DO THIS: Update the part of the items that runs from the start through the line containing "tweet-header: Kay @trinity_047 · May 25 — [67, 10, 265, 30]", both ends included, replacing "May 25" with "May 26" and leaving everything else unchanged.

** START OF INFORMATION SUPPLIED **

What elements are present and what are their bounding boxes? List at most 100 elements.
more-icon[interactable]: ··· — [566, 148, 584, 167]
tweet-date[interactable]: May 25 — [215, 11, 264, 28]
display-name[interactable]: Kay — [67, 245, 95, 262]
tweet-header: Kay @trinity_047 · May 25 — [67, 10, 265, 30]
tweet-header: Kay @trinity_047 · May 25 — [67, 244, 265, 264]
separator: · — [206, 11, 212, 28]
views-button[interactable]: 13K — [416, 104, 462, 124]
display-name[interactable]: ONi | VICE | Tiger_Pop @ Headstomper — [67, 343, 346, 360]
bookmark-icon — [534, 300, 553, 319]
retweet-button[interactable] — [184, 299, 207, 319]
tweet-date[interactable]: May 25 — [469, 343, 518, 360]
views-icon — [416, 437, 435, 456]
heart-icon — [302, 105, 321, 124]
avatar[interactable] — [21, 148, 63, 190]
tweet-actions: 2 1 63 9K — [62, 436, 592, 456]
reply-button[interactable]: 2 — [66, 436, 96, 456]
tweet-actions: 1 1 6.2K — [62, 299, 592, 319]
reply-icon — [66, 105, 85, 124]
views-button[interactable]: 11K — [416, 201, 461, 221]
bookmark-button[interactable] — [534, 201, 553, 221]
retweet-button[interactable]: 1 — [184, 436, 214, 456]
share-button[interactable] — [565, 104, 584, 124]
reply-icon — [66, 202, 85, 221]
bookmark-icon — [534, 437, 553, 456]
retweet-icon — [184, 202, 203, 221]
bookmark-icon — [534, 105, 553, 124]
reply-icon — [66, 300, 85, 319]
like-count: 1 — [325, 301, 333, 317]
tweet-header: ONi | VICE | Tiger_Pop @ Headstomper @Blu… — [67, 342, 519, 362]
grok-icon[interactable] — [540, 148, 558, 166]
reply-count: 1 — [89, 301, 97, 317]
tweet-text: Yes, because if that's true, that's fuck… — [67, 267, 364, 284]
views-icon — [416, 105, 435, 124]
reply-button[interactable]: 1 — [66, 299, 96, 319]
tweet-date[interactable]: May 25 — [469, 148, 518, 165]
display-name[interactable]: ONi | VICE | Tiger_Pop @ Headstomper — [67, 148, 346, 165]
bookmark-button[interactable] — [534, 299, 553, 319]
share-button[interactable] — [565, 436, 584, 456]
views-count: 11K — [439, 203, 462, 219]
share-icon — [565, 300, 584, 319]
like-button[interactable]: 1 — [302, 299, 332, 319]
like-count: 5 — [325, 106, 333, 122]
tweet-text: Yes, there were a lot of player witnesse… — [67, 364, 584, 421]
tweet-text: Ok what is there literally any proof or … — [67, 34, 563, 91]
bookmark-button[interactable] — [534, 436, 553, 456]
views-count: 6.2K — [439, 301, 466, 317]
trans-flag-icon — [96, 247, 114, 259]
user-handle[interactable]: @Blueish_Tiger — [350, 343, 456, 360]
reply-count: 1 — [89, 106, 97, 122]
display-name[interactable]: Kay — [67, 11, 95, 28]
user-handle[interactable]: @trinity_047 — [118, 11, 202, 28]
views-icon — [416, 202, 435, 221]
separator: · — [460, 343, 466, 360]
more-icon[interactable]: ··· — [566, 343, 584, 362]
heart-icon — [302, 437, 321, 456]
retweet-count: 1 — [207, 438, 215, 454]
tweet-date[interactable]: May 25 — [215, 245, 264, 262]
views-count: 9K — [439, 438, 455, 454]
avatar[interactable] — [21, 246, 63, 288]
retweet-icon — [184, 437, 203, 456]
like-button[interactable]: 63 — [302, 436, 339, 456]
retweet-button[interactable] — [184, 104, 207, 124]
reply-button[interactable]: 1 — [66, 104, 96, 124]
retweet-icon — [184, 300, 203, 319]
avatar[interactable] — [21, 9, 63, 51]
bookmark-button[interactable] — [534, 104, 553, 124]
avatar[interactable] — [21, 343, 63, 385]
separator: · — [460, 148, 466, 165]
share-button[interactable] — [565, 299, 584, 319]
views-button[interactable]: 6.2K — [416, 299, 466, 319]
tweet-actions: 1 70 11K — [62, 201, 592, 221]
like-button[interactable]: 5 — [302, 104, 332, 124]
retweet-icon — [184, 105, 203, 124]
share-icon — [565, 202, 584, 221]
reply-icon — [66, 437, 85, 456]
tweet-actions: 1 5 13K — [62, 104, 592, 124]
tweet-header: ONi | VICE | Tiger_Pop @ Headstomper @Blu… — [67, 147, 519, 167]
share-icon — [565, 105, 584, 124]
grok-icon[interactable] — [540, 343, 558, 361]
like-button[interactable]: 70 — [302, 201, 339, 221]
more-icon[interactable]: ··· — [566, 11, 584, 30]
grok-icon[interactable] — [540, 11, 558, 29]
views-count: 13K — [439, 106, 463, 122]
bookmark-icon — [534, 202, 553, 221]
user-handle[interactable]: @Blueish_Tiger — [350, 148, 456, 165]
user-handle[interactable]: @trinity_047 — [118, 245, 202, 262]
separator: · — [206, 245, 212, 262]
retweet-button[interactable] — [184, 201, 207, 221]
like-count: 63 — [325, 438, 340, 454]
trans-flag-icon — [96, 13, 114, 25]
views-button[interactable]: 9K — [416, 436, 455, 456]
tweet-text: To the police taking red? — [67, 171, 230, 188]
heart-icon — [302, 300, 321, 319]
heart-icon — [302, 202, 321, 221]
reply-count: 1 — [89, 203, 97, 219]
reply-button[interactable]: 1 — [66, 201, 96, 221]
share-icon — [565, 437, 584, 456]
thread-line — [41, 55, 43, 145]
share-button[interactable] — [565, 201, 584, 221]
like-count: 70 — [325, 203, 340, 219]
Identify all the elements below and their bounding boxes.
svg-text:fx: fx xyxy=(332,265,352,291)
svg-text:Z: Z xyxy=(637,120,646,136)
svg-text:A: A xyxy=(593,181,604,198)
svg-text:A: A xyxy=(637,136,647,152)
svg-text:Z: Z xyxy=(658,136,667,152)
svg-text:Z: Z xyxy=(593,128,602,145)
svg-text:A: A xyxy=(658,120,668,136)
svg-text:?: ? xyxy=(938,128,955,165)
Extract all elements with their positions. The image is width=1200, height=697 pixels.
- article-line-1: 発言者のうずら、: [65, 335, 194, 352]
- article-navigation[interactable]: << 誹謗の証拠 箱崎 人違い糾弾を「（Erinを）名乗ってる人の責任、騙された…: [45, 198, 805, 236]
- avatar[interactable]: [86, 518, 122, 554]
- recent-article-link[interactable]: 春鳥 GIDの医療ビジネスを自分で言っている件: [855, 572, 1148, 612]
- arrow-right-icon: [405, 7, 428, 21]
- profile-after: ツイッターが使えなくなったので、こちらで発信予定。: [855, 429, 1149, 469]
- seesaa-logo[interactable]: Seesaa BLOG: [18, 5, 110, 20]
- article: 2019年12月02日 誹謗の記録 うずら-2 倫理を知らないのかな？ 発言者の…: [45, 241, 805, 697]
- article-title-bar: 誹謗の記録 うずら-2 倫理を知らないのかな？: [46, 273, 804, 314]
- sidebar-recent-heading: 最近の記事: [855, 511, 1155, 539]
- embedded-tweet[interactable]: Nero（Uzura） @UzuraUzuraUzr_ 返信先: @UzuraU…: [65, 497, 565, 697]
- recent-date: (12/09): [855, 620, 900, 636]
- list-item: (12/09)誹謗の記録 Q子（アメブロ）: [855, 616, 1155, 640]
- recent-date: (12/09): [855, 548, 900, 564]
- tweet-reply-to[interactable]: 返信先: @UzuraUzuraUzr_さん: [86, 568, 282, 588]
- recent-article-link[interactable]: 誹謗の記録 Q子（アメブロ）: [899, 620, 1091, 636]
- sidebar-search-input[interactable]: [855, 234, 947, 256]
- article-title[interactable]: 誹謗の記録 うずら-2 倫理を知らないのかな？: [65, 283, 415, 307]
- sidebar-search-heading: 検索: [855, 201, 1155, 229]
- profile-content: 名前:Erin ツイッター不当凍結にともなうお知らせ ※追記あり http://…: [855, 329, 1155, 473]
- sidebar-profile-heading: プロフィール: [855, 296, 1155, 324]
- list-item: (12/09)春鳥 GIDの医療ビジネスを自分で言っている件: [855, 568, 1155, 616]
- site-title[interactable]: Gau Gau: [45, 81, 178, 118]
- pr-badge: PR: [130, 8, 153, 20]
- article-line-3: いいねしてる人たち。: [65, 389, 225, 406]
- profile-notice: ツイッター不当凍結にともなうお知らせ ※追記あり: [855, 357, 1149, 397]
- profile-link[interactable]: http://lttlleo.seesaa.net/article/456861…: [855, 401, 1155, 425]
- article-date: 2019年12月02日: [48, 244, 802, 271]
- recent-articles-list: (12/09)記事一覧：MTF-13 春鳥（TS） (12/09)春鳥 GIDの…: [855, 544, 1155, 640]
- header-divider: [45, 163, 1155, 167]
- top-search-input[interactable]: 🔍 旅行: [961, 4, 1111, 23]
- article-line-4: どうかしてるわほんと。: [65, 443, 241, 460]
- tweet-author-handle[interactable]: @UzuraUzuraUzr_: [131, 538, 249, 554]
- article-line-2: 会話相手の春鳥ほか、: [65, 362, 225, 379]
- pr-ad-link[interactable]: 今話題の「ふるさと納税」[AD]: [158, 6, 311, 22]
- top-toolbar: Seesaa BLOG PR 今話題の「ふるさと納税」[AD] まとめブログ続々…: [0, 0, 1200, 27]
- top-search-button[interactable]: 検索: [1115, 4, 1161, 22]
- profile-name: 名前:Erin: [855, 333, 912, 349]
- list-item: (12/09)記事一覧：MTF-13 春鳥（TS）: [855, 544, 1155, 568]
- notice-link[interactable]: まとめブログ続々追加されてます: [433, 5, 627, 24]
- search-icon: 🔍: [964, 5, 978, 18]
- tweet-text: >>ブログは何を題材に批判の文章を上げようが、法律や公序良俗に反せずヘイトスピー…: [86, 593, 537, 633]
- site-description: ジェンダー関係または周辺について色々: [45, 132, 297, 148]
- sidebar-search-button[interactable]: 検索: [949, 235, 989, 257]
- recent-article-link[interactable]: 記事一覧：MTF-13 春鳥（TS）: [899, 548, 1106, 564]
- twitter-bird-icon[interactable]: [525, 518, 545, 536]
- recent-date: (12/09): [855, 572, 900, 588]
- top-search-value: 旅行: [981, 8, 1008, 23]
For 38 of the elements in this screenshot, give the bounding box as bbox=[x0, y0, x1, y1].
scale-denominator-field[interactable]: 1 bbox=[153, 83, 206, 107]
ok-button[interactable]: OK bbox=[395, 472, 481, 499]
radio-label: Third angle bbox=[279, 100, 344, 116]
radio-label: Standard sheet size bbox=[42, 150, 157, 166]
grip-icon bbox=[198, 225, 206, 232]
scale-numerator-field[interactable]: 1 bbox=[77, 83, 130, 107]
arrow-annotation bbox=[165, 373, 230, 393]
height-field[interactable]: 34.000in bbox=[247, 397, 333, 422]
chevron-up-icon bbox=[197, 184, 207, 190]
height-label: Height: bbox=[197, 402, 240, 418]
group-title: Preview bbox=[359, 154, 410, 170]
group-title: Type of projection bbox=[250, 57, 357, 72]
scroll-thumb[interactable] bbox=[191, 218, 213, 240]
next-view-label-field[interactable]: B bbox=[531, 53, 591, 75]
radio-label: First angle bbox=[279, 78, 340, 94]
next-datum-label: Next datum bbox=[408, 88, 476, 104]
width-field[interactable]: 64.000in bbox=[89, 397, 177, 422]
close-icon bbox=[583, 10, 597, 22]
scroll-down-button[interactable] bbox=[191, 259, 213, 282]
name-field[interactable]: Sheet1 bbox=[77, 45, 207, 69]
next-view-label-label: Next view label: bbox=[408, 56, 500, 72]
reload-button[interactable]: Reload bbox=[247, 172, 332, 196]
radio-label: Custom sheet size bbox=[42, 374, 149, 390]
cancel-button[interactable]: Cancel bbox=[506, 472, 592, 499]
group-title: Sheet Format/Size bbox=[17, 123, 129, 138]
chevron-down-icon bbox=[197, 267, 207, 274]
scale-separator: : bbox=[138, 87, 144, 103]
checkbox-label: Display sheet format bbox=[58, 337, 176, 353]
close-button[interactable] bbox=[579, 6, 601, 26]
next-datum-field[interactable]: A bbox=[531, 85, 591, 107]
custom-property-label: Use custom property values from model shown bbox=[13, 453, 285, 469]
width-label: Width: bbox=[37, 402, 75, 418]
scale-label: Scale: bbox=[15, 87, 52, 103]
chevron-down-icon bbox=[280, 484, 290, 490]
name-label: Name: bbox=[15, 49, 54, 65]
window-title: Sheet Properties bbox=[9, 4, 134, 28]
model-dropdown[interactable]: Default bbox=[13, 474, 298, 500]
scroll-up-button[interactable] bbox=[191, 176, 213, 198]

** END OF INFORMATION SUPPLIED **

WRITTEN SOLUTION:
What elements are present and what are their bounding boxes? List at most 100 elements.
more-icon[interactable]: ··· — [566, 148, 584, 167]
tweet-date[interactable]: May 26 — [215, 11, 264, 28]
display-name[interactable]: Kay — [67, 245, 95, 262]
tweet-header: Kay @trinity_047 · May 26 — [67, 10, 265, 30]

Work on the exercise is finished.